** Start of Excerpt to read **
# New nano start in the USA



## lauraleellbp (Feb 3, 2008)

Welcome to TPT AND to the USA! :biggrin:

Cube tanks are just starting to go a little more "mainstream" but you still won't find them that often in pet stores. So you usually have to order them online.

Check with www.marinedepot.com, www.BigAlsOnline.com, www.greenleafaquariums.com, and some of the other big aquarium distributors. ADA also, though their tanks will probably be the most expensive.

Your old tanks were lovely!


----------



## Lance Uppercut (Aug 22, 2009)

It looks like Fluval (Hagen) is either using dennerle tanks or borrowing their design for their kits that are launching this month. There's a planted tank kit and a shrimp kit. 
http://www.fluvalblog.com/fluval-nano-aquariums-set-to-launch/


----------



## naora (Nov 3, 2010)

Great, thanks a lot. 

The Fluval Ebi really looks like what I am looking for.

It seems like I have to wait a little bit, until it is available. I found only a canadian online store who sells it yet.

I am so excited and would love to start right away though....argh


----------



## naora (Nov 3, 2010)

It's me again.

I am looking for something like this: 










It's something like this: http://www.dennerle.eu/global/index...category&layout=blog&id=58&Itemid=112&lang=en

All I found is the Turbo CO2 Bio System from Red Sea...and thats quiet expensive I think.

Anyone knows something else?
** End of Excerpt to read **
** Start of Supplied information **
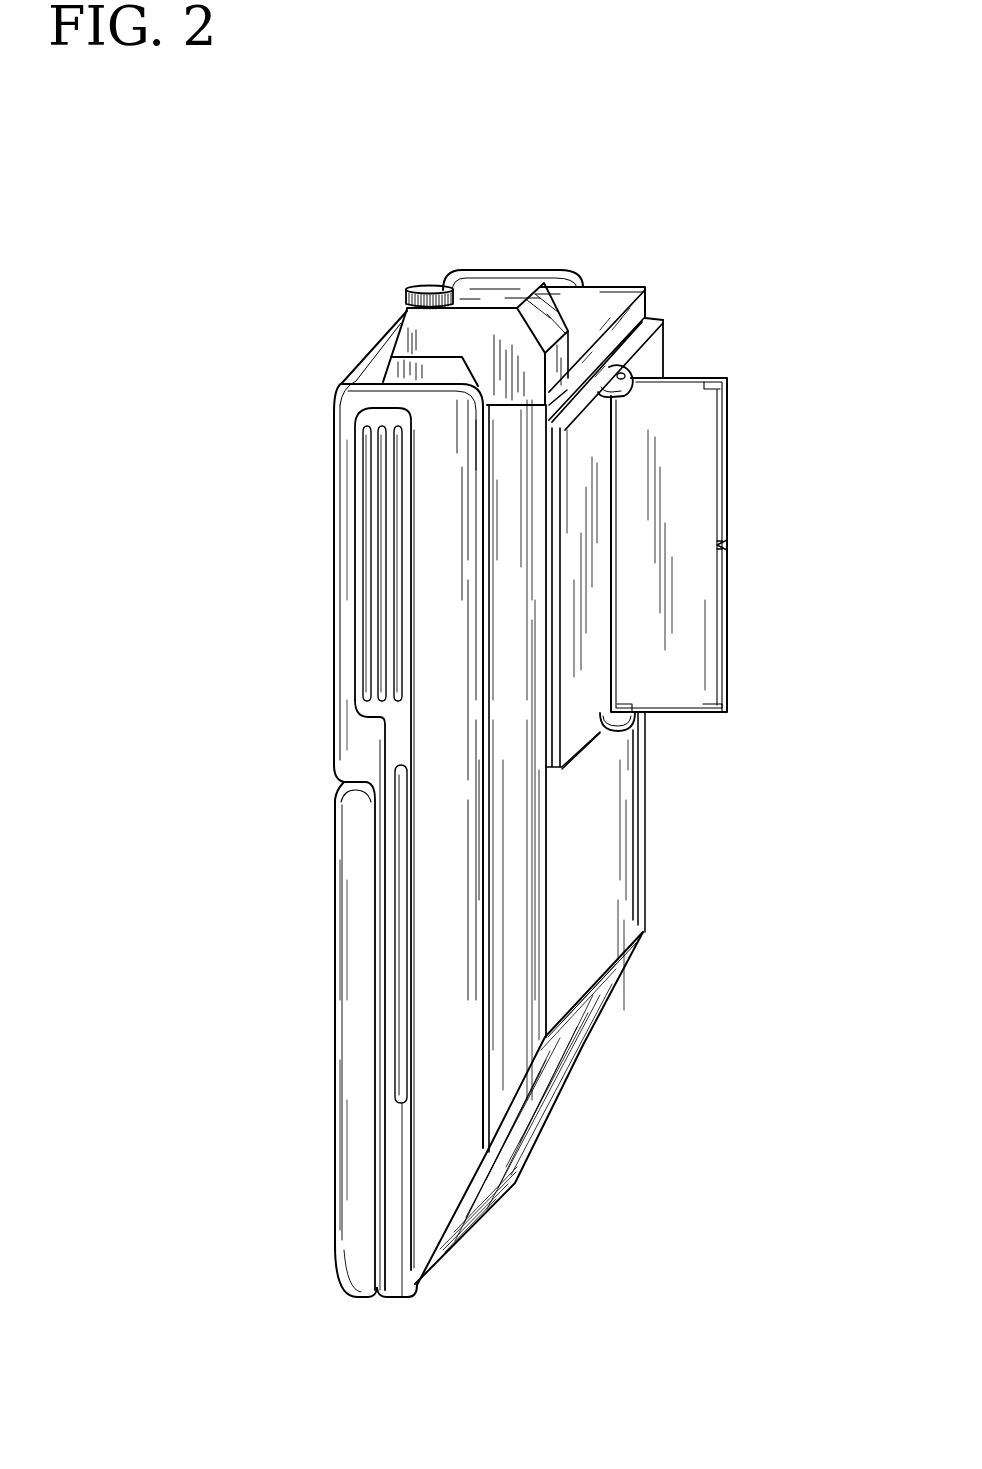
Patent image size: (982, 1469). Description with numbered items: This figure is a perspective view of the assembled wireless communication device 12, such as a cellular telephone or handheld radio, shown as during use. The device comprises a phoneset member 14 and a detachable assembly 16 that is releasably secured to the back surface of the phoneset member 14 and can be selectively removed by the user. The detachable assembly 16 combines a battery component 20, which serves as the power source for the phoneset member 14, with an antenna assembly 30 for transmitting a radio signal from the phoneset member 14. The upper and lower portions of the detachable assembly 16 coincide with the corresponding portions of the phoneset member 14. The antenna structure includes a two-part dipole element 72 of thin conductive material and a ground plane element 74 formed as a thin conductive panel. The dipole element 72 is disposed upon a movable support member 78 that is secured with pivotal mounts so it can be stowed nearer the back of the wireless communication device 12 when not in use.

The wireless communication device 12 is at (678, 222).
The phoneset member 14 is at (432, 1120).
The detachable assembly 16 is at (613, 822).
The battery component 20 is at (588, 895).
The antenna assembly 30 is at (701, 533).
The dipole element 72 is at (725, 515).
The ground plane element 74 is at (562, 767).
The movable support member 78 is at (675, 400).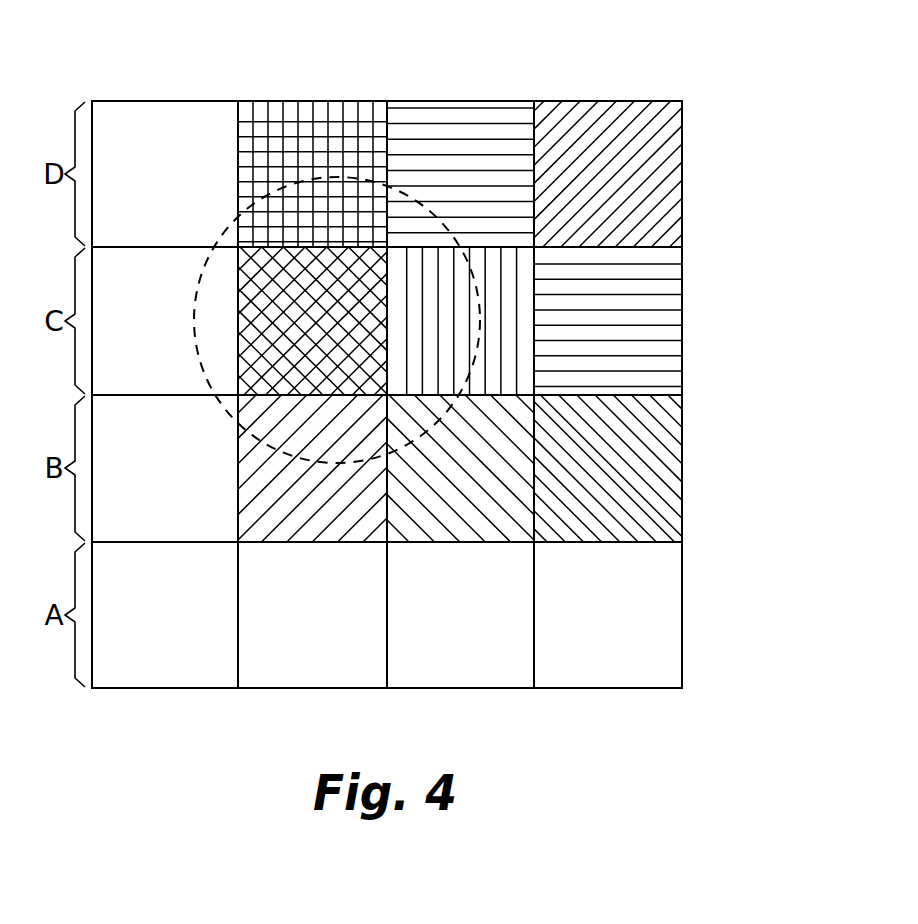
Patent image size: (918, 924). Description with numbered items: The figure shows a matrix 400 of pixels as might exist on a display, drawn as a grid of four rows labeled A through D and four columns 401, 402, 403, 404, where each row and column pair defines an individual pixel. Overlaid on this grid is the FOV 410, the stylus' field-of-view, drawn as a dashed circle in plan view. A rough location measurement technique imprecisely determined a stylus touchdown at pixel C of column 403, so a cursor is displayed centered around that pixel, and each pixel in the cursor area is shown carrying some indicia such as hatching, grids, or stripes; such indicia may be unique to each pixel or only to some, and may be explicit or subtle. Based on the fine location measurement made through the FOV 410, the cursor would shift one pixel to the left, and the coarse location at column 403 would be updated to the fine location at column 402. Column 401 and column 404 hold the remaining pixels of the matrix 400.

The array of pixels / grid 400 is at (679, 43).
The pixel column 401 is at (165, 425).
The pixel column 402 is at (303, 110).
The pixel column 403 is at (462, 113).
The pixel column 404 is at (582, 113).
The FOV 410 is at (407, 107).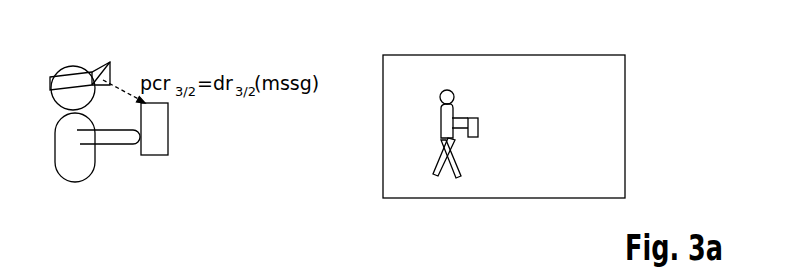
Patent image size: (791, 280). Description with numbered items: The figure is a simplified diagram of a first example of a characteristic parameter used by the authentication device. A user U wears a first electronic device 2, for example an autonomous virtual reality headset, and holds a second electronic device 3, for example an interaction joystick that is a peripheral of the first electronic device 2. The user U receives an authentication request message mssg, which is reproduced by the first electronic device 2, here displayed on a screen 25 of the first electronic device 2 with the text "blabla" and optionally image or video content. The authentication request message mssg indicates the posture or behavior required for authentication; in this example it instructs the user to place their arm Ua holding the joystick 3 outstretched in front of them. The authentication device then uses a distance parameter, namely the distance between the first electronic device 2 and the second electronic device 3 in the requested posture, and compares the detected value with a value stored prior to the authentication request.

The first electronic device 2 is at (110, 62).
The second electronic device 3 is at (168, 140).
The screen 25 is at (498, 55).
The user U is at (80, 172).
The arm Ua is at (122, 139).
The authentication request message mssg is at (611, 78).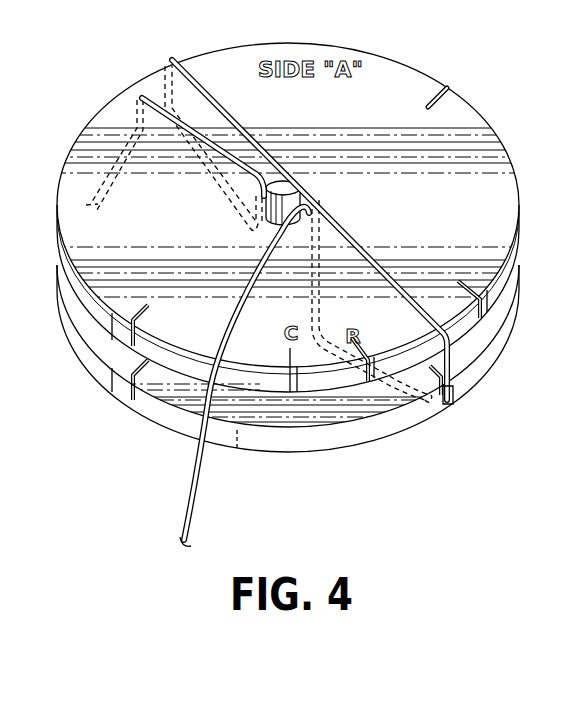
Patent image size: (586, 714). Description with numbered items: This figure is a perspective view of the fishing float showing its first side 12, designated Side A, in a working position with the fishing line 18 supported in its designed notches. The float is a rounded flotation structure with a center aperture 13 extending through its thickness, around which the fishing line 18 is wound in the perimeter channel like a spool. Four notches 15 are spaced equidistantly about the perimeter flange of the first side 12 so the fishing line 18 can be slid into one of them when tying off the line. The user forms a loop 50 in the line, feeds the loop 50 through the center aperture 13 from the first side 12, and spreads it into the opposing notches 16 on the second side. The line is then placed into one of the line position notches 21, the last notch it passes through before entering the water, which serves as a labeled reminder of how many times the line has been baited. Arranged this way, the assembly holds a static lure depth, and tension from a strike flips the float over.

The first side 12 is at (488, 361).
The aperture 13 is at (282, 180).
The notches 15 is at (437, 88).
The notches 16 is at (455, 398).
The fishing line 18 is at (183, 507).
The line position notches 21 is at (217, 380).
The loop 50 is at (348, 229).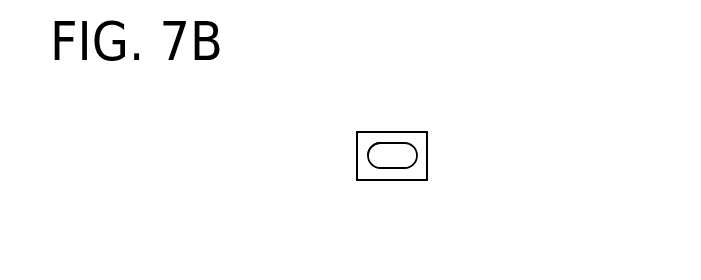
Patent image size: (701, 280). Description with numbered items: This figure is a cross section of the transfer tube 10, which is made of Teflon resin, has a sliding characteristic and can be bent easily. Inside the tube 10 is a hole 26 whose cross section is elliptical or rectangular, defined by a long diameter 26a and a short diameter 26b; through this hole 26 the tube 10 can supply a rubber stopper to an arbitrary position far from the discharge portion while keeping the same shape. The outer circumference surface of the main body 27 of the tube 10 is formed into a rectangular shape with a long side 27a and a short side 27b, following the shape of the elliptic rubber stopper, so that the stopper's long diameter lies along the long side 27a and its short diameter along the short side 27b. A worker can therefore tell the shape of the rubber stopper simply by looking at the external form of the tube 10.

The tube 10 is at (432, 155).
The hole 26 is at (403, 156).
The long diameter 26a is at (370, 145).
The short diameter 26b is at (390, 165).
The main body 27 is at (423, 132).
The long side 27a is at (394, 132).
The short side 27b is at (357, 164).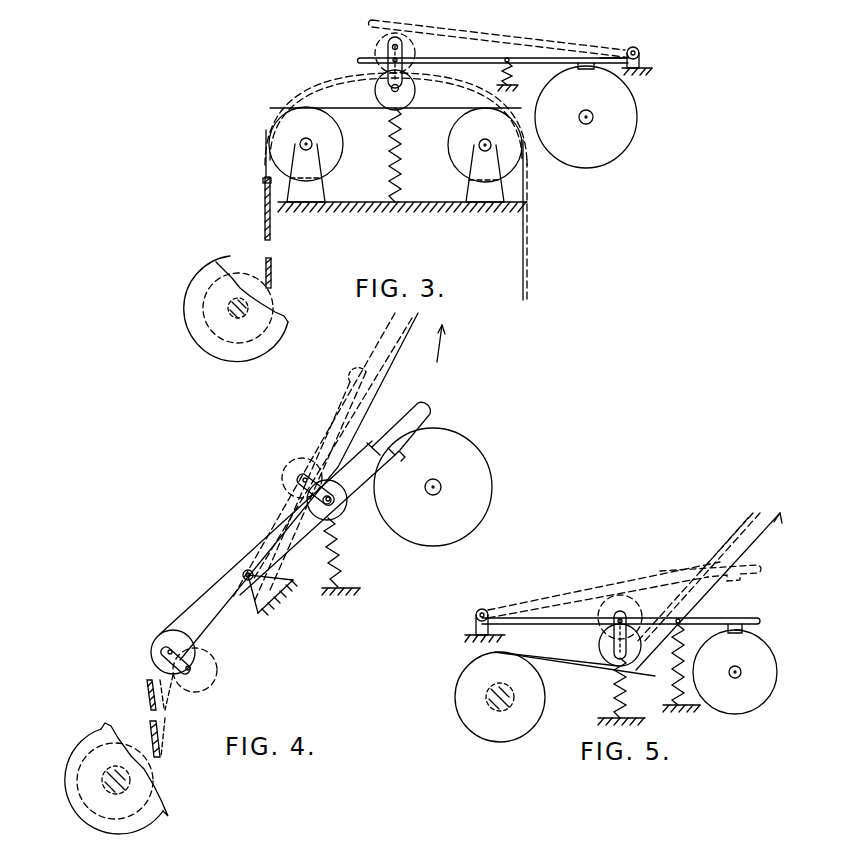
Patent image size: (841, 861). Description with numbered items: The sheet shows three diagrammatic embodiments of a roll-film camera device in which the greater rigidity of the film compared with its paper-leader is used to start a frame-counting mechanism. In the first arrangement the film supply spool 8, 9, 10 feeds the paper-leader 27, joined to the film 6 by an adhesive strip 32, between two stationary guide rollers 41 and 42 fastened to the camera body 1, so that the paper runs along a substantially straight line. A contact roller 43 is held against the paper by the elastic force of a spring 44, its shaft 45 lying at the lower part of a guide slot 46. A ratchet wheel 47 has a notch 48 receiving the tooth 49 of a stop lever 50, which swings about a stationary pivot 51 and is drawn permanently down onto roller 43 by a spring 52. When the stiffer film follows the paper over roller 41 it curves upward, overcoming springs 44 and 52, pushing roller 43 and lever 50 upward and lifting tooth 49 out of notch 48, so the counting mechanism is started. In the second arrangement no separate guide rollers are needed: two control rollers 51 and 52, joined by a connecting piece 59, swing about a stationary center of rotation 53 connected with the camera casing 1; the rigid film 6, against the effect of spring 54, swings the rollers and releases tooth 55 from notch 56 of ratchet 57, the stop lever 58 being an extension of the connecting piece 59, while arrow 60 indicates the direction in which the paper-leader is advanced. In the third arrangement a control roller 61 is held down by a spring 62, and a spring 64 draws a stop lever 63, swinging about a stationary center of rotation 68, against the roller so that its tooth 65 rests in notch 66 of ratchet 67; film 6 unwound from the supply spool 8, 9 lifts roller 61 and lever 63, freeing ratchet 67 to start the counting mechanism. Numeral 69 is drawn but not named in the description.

In FIG. 3, the camera body 1 is at (396, 208).
In FIG. 4, the camera body 1 is at (262, 620).
In FIG. 3, the film 6 is at (264, 215).
In FIG. 4, the film 6 is at (146, 700).
In FIG. 5, the film 6 is at (728, 548).
In FIG. 3, the film supply spool 8 is at (268, 300).
In FIG. 4, the film supply spool 8 is at (162, 778).
In FIG. 5, the film supply spool 8 is at (478, 668).
In FIG. 3, the film supply spool 9 is at (240, 300).
In FIG. 4, the film supply spool 9 is at (118, 770).
In FIG. 5, the film supply spool 9 is at (486, 700).
In FIG. 3, the film supply spool 10 is at (220, 348).
In FIG. 4, the film supply spool 10 is at (150, 827).
In FIG. 3, the paper-leader 27 is at (419, 110).
In FIG. 4, the paper-leader 27 is at (208, 592).
In FIG. 5, the paper-leader 27 is at (570, 665).
In FIG. 3, the adhesive strip 32 is at (262, 180).
In FIG. 3, the stationary guide roller 41 is at (285, 136).
In FIG. 3, the stationary guide roller 42 is at (508, 163).
In FIG. 3, the contact roller 43 is at (380, 93).
In FIG. 3, the spring 44 is at (399, 170).
In FIG. 3, the shaft 45 is at (392, 86).
In FIG. 3, the guide slot 46 is at (388, 40).
In FIG. 3, the ratchet wheel 47 is at (630, 125).
In FIG. 3, the notch 48 is at (593, 81).
In FIG. 3, the tooth 49 is at (587, 67).
In FIG. 3, the stop lever 50 is at (470, 55).
In FIG. 3, the stationary pivot 51 is at (640, 52).
In FIG. 4, the stationary pivot 51 is at (158, 642).
In FIG. 3, the spring 52 is at (513, 75).
In FIG. 4, the spring 52 is at (344, 510).
In FIG. 4, the stationary center of rotation 53 is at (245, 572).
In FIG. 4, the spring 54 is at (340, 565).
In FIG. 4, the tooth 55 is at (385, 450).
In FIG. 4, the notch 56 is at (403, 455).
In FIG. 4, the ratchet 57 is at (485, 472).
In FIG. 4, the stop lever 58 is at (425, 408).
In FIG. 4, the connecting piece 59 is at (300, 528).
In FIG. 4, the arrow 60 is at (439, 350).
In FIG. 5, the control roller 61 is at (630, 650).
In FIG. 5, the spring 62 is at (614, 700).
In FIG. 5, the stop lever 63 is at (707, 617).
In FIG. 5, the spring 64 is at (672, 688).
In FIG. 5, the tooth 65 is at (735, 626).
In FIG. 5, the notch 66 is at (740, 634).
In FIG. 5, the ratchet 67 is at (760, 698).
In FIG. 5, the stationary center of rotation 68 is at (493, 590).
In FIG. 5, the arm 69 is at (763, 535).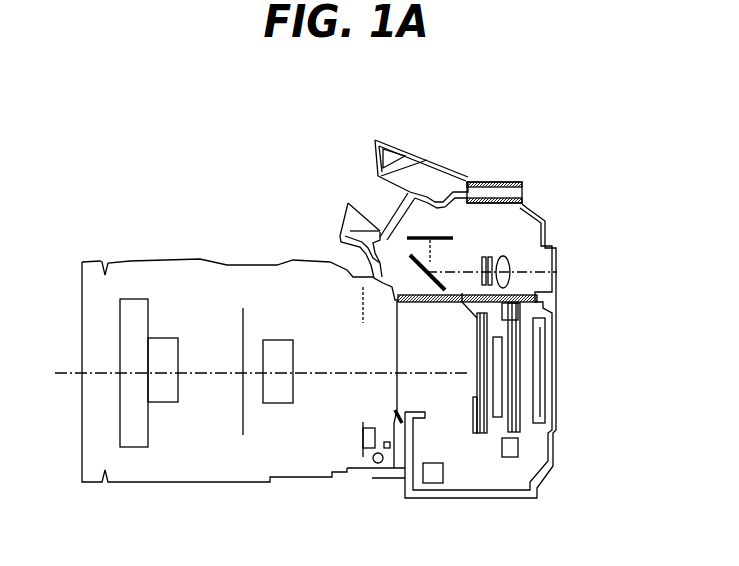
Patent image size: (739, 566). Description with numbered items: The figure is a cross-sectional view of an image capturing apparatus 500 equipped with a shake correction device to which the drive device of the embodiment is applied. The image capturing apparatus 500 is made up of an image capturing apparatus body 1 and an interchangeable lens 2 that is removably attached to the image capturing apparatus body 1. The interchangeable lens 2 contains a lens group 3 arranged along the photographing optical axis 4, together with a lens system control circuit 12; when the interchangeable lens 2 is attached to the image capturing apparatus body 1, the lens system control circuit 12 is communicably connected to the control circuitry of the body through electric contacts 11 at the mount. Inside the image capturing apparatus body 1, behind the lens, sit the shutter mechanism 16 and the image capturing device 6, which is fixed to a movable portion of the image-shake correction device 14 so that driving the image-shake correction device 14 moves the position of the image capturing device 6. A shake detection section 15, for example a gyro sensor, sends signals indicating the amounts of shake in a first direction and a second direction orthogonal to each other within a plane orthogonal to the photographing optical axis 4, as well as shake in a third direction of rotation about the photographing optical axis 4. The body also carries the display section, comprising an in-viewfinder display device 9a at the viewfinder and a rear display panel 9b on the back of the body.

The image capturing apparatus 500 is at (492, 116).
The image capturing apparatus body 1 is at (540, 196).
The interchangeable lens 2 is at (188, 257).
The lens group 3 is at (278, 422).
The photographing optical axis 4 is at (60, 377).
The image capturing device 6 is at (500, 362).
The in-viewfinder display device 9a is at (548, 398).
The rear display panel 9b is at (518, 262).
The electric contacts 11 is at (380, 465).
The lens system control circuit 12 is at (362, 437).
The image-shake correction device 14 is at (510, 452).
The shake detection section 15 is at (435, 478).
The shutter mechanism 16 is at (481, 437).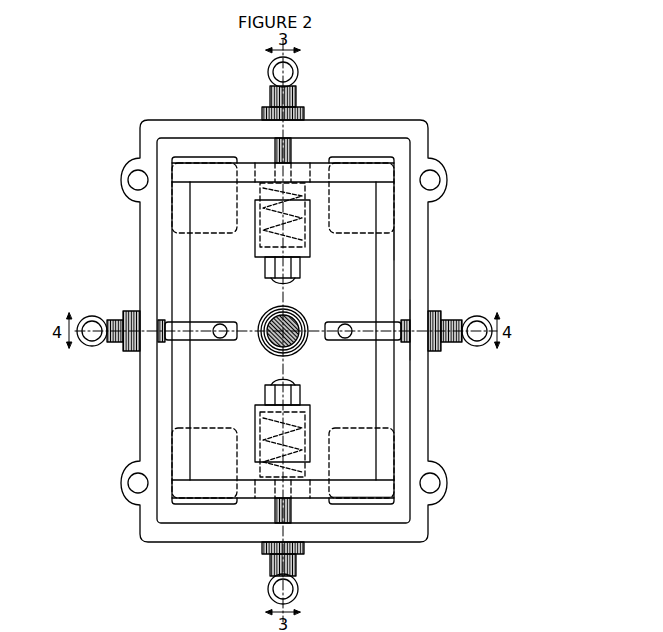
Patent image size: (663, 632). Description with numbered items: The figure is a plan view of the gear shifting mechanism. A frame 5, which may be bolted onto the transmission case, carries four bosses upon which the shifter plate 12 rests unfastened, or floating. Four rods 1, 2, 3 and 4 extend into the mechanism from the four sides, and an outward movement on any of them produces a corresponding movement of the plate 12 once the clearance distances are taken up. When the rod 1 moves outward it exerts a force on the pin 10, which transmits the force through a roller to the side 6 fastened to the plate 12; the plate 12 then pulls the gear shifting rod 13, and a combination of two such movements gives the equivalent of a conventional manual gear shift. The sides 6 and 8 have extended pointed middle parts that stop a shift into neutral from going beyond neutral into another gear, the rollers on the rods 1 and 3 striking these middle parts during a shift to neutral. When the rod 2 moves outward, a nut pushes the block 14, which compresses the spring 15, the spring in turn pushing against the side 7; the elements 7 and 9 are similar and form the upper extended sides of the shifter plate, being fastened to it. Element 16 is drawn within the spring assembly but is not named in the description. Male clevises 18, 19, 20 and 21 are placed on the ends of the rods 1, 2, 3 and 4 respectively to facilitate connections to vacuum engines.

The rod 1 is at (203, 322).
The rod 2 is at (292, 150).
The rod 3 is at (365, 321).
The rod 4 is at (296, 514).
The frame 5 is at (428, 267).
The side 6 is at (172, 270).
The side 7 is at (204, 185).
The side 8 is at (396, 245).
The side 9 is at (350, 498).
The pin 10 is at (232, 323).
The shifter plate 12 is at (355, 388).
The gear shifting rod 13 is at (292, 316).
The block 14 is at (310, 254).
The spring 15 is at (308, 211).
The plunger 16 is at (305, 191).
The male clevis 18 is at (96, 318).
The male clevis 19 is at (298, 72).
The male clevis 20 is at (474, 318).
The male clevis 21 is at (300, 587).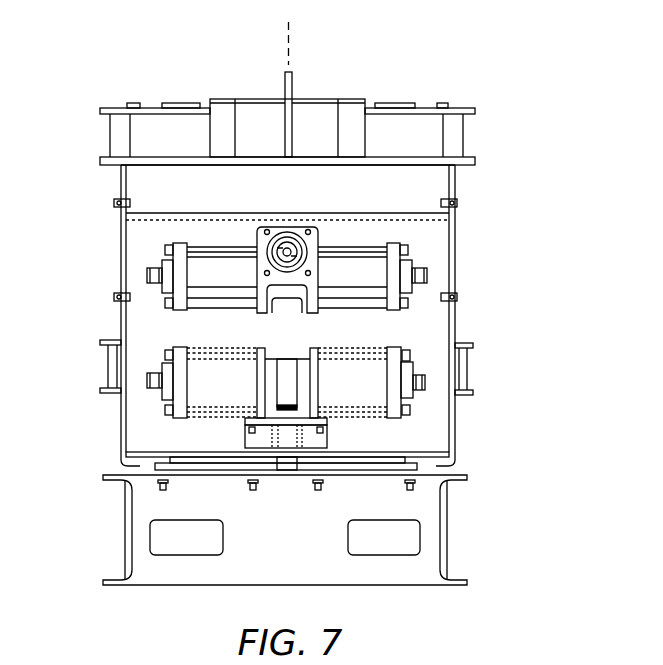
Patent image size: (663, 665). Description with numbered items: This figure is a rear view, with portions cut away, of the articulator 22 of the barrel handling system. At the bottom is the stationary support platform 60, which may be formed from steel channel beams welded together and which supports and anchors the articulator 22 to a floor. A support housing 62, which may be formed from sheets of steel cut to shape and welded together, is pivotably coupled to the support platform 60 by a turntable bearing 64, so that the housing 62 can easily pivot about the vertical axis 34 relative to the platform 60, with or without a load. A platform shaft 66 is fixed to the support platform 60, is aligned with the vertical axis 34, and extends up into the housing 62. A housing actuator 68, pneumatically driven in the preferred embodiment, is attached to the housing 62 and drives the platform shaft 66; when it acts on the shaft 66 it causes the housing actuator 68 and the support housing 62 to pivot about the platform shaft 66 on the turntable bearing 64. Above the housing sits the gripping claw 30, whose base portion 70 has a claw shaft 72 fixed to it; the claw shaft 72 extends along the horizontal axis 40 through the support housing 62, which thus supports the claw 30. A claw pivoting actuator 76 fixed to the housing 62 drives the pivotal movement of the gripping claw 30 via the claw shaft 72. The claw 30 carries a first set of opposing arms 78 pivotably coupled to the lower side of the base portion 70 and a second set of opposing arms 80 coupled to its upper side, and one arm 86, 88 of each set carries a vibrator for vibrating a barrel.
** End of Supplied information **
- _Prompt_
Repeat the forum thread about starting a nano tank word for word, everything from "Great, thanks a" down to "sells it yet.".

- _Result of this exercise_
Great, thanks a lot. 

The Fluval Ebi really looks like what I am looking for.

It seems like I have to wait a little bit, until it is available. I found only a canadian online store who sells it yet.